◆ The exercise ◆
Put everything from the start of the entries down to and including the line that contains "cell-added: 2020-0 bbox=[1256, 293, 1298, 307]" into a numbered list, omitting any blank lines. Include nothing beyond that line.

(Region annotation entries)

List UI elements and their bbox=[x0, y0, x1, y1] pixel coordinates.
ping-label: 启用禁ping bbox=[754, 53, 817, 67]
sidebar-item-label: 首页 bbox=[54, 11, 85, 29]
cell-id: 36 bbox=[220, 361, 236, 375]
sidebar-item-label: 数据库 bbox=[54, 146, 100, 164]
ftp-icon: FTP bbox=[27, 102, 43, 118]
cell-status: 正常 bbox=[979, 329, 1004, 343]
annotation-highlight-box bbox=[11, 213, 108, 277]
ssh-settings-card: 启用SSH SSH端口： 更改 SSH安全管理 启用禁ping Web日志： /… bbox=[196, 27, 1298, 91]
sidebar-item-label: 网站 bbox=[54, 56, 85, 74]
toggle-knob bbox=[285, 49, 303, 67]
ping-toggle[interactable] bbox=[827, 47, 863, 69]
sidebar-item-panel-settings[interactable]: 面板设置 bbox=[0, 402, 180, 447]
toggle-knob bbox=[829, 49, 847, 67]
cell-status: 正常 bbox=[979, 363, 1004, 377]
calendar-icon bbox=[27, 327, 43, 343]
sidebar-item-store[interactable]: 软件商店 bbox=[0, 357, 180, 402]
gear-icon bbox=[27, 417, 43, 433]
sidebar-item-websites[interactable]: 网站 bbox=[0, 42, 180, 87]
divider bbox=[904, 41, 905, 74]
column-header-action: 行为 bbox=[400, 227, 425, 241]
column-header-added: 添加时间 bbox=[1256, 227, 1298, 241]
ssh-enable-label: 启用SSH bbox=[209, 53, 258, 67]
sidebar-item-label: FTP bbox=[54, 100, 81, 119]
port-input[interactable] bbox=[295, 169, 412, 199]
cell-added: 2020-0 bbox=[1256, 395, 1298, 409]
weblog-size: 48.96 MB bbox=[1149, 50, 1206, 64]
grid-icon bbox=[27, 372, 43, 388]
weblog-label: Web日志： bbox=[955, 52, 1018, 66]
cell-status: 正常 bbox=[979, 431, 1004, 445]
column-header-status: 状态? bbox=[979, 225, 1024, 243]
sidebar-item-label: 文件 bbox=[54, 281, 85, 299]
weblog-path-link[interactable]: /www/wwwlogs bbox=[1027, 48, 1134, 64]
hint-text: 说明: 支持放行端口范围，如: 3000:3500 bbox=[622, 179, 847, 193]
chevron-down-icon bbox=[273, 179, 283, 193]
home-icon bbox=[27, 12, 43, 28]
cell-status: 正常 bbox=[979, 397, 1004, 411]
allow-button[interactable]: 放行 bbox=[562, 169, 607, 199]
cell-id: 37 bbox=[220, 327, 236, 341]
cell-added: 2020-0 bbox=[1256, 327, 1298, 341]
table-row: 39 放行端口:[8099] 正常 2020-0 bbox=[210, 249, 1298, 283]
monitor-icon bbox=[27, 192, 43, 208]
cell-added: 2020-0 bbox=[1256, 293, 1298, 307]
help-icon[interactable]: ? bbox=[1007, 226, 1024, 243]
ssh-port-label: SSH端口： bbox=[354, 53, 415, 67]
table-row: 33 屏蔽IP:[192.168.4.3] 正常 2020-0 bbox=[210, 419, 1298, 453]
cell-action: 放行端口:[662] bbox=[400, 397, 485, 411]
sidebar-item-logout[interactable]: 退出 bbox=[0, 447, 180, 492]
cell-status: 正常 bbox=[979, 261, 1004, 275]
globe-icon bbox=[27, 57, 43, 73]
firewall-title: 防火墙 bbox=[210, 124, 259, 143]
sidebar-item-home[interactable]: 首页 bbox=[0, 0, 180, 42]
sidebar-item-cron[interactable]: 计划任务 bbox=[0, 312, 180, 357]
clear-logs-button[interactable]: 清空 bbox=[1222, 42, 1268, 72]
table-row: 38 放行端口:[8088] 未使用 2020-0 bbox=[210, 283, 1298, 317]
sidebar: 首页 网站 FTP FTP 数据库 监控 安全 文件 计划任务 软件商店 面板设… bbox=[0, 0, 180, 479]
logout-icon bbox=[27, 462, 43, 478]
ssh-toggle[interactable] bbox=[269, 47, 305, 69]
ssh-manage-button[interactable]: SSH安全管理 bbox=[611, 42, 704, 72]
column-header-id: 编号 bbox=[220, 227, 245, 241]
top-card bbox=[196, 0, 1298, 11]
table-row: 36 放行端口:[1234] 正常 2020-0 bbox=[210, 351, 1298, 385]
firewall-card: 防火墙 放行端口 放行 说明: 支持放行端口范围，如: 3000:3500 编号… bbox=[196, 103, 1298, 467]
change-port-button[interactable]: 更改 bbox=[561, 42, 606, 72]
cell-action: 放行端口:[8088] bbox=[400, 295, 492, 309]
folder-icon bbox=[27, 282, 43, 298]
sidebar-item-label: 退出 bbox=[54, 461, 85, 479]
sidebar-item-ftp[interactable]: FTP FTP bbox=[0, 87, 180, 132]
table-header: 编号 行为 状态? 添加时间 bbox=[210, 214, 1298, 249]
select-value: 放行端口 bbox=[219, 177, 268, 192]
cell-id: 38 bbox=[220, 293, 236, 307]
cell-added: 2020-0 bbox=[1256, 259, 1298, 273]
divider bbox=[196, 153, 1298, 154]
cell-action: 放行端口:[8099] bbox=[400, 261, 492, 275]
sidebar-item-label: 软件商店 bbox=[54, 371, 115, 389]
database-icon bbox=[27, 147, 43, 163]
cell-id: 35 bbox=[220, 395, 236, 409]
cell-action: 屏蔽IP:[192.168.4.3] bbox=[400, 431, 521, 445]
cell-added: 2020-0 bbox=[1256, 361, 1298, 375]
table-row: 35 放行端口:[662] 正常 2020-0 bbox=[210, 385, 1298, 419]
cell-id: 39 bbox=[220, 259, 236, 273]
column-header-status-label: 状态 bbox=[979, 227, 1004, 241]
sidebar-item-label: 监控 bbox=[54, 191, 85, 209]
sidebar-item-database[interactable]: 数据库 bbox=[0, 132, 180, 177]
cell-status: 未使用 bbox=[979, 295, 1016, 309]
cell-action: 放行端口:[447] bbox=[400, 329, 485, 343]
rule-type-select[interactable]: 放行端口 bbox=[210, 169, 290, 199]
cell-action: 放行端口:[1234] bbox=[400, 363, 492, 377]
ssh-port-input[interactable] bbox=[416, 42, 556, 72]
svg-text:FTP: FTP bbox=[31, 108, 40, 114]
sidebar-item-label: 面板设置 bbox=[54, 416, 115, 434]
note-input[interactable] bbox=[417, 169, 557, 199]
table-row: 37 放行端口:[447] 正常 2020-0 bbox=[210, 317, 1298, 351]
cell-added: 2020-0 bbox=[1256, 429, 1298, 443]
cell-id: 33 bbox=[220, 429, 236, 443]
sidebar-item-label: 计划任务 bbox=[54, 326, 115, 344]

◆ Written solution ◆
1. List UI elements and their bbox=[x0, y0, x1, y1] pixel coordinates.
2. ping-label: 启用禁ping bbox=[754, 53, 817, 67]
3. sidebar-item-label: 首页 bbox=[54, 11, 85, 29]
4. cell-id: 36 bbox=[220, 361, 236, 375]
5. sidebar-item-label: 数据库 bbox=[54, 146, 100, 164]
6. ftp-icon: FTP bbox=[27, 102, 43, 118]
7. cell-status: 正常 bbox=[979, 329, 1004, 343]
8. annotation-highlight-box bbox=[11, 213, 108, 277]
9. ssh-settings-card: 启用SSH SSH端口： 更改 SSH安全管理 启用禁ping Web日志： /… bbox=[196, 27, 1298, 91]
10. sidebar-item-label: 网站 bbox=[54, 56, 85, 74]
11. toggle-knob bbox=[285, 49, 303, 67]
12. ping-toggle[interactable] bbox=[827, 47, 863, 69]
13. sidebar-item-panel-settings[interactable]: 面板设置 bbox=[0, 402, 180, 447]
14. toggle-knob bbox=[829, 49, 847, 67]
15. cell-status: 正常 bbox=[979, 363, 1004, 377]
16. calendar-icon bbox=[27, 327, 43, 343]
17. sidebar-item-store[interactable]: 软件商店 bbox=[0, 357, 180, 402]
18. gear-icon bbox=[27, 417, 43, 433]
19. sidebar-item-websites[interactable]: 网站 bbox=[0, 42, 180, 87]
20. divider bbox=[904, 41, 905, 74]
21. column-header-action: 行为 bbox=[400, 227, 425, 241]
22. column-header-added: 添加时间 bbox=[1256, 227, 1298, 241]
23. ssh-enable-label: 启用SSH bbox=[209, 53, 258, 67]
24. sidebar-item-label: FTP bbox=[54, 100, 81, 119]
25. port-input[interactable] bbox=[295, 169, 412, 199]
26. cell-added: 2020-0 bbox=[1256, 395, 1298, 409]
27. weblog-size: 48.96 MB bbox=[1149, 50, 1206, 64]
28. grid-icon bbox=[27, 372, 43, 388]
29. weblog-label: Web日志： bbox=[955, 52, 1018, 66]
30. cell-status: 正常 bbox=[979, 431, 1004, 445]
31. column-header-status: 状态? bbox=[979, 225, 1024, 243]
32. sidebar-item-label: 文件 bbox=[54, 281, 85, 299]
33. weblog-path-link[interactable]: /www/wwwlogs bbox=[1027, 48, 1134, 64]
34. hint-text: 说明: 支持放行端口范围，如: 3000:3500 bbox=[622, 179, 847, 193]
35. chevron-down-icon bbox=[273, 179, 283, 193]
36. home-icon bbox=[27, 12, 43, 28]
37. cell-status: 正常 bbox=[979, 397, 1004, 411]
38. allow-button[interactable]: 放行 bbox=[562, 169, 607, 199]
39. cell-id: 37 bbox=[220, 327, 236, 341]
40. cell-added: 2020-0 bbox=[1256, 327, 1298, 341]
41. table-row: 39 放行端口:[8099] 正常 2020-0 bbox=[210, 249, 1298, 283]
42. monitor-icon bbox=[27, 192, 43, 208]
43. cell-added: 2020-0 bbox=[1256, 293, 1298, 307]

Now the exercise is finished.